[Dataset rows about figures]
┌────────

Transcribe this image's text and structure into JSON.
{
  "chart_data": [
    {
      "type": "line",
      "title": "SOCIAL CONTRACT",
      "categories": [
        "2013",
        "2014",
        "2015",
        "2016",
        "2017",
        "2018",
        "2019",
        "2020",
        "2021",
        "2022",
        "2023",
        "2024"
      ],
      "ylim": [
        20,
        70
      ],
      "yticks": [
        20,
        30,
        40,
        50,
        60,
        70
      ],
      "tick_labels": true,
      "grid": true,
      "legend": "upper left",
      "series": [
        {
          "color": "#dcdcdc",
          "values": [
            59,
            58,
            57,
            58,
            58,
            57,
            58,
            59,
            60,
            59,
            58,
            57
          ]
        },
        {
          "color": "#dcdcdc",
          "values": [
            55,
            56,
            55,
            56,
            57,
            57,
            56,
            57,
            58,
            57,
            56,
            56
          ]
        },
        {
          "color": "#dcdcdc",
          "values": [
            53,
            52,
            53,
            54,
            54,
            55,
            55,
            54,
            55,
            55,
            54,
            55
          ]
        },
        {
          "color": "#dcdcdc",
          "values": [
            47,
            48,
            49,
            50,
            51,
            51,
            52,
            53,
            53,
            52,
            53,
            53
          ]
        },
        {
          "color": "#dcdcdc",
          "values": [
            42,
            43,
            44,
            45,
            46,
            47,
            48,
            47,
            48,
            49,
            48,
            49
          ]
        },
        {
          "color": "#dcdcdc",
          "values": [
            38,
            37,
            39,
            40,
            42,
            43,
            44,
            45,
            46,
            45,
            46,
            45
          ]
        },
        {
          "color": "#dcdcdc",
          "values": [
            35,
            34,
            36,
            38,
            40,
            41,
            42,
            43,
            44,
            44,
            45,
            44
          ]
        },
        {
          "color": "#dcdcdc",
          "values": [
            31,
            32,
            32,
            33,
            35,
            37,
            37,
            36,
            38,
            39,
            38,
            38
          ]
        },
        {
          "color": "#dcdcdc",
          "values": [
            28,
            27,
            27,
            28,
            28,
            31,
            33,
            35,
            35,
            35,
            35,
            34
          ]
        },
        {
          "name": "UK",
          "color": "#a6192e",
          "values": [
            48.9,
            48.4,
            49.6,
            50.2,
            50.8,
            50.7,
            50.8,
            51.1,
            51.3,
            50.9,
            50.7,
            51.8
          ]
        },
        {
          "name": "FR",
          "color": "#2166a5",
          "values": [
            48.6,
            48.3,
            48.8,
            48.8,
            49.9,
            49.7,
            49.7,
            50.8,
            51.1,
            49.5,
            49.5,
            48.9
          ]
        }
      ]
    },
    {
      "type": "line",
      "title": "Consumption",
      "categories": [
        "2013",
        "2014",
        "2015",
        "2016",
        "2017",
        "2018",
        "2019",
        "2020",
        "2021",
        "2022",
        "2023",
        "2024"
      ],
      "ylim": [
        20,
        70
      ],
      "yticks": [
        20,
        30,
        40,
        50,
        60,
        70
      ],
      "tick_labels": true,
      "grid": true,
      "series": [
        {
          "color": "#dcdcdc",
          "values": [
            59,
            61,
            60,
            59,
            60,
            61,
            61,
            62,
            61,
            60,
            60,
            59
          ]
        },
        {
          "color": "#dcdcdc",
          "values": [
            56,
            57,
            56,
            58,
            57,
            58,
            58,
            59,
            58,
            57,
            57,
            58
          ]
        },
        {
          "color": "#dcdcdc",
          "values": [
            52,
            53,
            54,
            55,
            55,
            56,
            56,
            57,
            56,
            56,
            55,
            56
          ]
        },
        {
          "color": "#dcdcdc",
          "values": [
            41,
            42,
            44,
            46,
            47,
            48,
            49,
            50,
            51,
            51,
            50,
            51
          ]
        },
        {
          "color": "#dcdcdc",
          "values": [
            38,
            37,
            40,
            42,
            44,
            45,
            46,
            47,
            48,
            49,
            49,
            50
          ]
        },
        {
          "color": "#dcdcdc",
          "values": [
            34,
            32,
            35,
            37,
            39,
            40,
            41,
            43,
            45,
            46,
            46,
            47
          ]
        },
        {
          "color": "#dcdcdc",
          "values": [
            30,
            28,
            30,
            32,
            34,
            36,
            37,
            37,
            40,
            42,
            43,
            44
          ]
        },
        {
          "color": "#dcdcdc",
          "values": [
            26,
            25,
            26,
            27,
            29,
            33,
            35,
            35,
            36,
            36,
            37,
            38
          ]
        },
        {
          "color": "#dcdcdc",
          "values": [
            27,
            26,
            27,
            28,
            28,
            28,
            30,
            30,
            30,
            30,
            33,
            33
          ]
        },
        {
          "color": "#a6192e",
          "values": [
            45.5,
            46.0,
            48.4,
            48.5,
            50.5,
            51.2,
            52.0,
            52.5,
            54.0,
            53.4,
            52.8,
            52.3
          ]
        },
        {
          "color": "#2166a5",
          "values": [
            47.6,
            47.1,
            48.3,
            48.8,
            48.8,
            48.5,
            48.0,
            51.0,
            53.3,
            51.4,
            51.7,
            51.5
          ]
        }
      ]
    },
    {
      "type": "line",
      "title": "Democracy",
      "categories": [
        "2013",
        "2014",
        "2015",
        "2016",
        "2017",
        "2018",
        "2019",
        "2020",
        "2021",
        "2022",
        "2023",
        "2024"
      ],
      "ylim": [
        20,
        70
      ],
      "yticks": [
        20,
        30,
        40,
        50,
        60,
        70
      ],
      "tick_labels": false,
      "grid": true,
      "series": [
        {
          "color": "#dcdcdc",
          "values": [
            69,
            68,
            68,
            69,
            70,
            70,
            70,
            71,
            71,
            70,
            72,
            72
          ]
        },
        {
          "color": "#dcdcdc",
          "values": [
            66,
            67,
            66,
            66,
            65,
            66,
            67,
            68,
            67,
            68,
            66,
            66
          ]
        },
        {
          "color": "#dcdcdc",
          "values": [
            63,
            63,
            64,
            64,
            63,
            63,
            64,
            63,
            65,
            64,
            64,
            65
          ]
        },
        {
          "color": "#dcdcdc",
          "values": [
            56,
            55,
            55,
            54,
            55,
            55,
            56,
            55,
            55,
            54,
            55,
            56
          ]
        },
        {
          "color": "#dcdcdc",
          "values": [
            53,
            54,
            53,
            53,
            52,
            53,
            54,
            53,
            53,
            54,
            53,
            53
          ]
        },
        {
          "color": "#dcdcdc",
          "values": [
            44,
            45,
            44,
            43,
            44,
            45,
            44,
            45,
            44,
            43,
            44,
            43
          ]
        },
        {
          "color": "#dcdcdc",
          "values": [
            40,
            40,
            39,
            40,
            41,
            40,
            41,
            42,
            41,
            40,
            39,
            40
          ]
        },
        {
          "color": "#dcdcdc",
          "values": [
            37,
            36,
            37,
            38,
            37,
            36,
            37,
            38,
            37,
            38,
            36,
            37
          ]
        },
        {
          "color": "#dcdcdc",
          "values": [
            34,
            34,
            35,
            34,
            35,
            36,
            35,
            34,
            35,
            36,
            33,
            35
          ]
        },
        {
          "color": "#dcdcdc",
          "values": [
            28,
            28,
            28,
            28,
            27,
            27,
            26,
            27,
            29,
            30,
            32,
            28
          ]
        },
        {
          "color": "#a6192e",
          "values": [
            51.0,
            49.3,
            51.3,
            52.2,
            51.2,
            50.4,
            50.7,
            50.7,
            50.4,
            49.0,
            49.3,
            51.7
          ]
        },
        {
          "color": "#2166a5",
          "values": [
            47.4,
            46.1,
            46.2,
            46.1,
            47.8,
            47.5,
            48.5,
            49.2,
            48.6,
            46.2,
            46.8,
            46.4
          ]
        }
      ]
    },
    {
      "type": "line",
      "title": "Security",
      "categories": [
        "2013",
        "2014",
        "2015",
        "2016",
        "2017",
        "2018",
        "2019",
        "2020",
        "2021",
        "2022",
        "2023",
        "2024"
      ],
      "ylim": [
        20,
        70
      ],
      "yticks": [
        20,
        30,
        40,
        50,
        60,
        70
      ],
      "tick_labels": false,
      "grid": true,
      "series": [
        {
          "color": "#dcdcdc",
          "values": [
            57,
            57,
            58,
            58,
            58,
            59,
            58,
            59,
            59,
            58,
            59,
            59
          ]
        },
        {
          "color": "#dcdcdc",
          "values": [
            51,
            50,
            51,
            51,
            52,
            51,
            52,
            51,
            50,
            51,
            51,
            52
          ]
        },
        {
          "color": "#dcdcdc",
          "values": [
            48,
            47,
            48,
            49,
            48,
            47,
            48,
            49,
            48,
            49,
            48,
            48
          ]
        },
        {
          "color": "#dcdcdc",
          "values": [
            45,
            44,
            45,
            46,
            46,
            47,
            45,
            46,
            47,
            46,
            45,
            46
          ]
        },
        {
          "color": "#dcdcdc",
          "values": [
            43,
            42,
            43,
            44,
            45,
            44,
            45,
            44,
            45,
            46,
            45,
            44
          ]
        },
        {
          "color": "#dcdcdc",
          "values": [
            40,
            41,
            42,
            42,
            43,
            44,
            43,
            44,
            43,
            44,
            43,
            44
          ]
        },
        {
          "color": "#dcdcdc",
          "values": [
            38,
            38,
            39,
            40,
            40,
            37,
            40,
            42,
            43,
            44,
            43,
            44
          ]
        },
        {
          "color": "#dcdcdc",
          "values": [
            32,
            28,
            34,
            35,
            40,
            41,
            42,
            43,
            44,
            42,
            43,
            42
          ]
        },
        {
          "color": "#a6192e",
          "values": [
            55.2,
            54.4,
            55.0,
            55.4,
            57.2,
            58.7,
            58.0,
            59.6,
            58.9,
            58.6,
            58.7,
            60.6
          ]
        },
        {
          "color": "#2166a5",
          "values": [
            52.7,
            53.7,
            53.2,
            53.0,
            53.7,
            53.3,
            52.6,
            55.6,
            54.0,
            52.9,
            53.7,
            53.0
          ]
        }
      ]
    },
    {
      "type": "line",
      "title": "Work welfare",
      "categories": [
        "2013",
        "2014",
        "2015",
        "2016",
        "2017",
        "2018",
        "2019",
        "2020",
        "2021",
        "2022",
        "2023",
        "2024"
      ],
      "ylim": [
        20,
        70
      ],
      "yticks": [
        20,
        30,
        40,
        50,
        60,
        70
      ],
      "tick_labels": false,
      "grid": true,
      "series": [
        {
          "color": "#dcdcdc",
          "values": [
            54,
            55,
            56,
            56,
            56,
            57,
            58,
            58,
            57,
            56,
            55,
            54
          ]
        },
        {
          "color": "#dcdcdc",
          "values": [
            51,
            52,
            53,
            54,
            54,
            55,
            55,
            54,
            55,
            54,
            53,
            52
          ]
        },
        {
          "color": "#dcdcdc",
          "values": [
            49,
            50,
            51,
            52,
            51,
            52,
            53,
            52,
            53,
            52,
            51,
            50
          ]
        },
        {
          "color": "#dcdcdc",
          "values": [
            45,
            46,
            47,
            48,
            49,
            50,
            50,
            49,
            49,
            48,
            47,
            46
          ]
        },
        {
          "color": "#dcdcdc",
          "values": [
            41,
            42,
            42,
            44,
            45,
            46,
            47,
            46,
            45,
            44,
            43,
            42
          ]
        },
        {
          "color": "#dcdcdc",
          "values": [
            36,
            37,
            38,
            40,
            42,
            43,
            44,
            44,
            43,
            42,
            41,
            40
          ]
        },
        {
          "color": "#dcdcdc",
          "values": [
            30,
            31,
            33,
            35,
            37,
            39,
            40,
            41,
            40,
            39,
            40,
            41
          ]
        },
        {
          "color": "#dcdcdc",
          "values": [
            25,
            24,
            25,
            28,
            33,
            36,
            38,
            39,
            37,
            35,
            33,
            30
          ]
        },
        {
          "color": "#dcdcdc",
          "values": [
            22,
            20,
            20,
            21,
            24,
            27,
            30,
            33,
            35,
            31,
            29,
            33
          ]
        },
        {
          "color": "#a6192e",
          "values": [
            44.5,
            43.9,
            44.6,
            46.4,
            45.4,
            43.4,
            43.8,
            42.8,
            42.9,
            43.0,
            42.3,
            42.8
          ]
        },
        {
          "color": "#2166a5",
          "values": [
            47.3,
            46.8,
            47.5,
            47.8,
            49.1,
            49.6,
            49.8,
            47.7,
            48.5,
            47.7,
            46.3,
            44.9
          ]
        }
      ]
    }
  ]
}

└────────
┌────────

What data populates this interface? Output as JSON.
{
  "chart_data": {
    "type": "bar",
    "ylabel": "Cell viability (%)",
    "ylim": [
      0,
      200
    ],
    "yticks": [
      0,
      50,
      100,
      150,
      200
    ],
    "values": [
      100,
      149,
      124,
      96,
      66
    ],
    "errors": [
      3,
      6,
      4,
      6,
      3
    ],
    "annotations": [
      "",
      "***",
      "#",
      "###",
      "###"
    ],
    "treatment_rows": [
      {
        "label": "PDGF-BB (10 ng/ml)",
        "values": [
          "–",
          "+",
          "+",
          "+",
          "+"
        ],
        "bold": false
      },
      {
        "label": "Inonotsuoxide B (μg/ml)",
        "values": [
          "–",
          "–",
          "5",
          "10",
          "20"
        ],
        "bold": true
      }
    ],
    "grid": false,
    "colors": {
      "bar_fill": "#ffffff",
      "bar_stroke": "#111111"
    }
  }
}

└────────

PROBLEM TO WORK ON —
Report how many lines in this data include the string "title", and nothing else.

REPLY —
5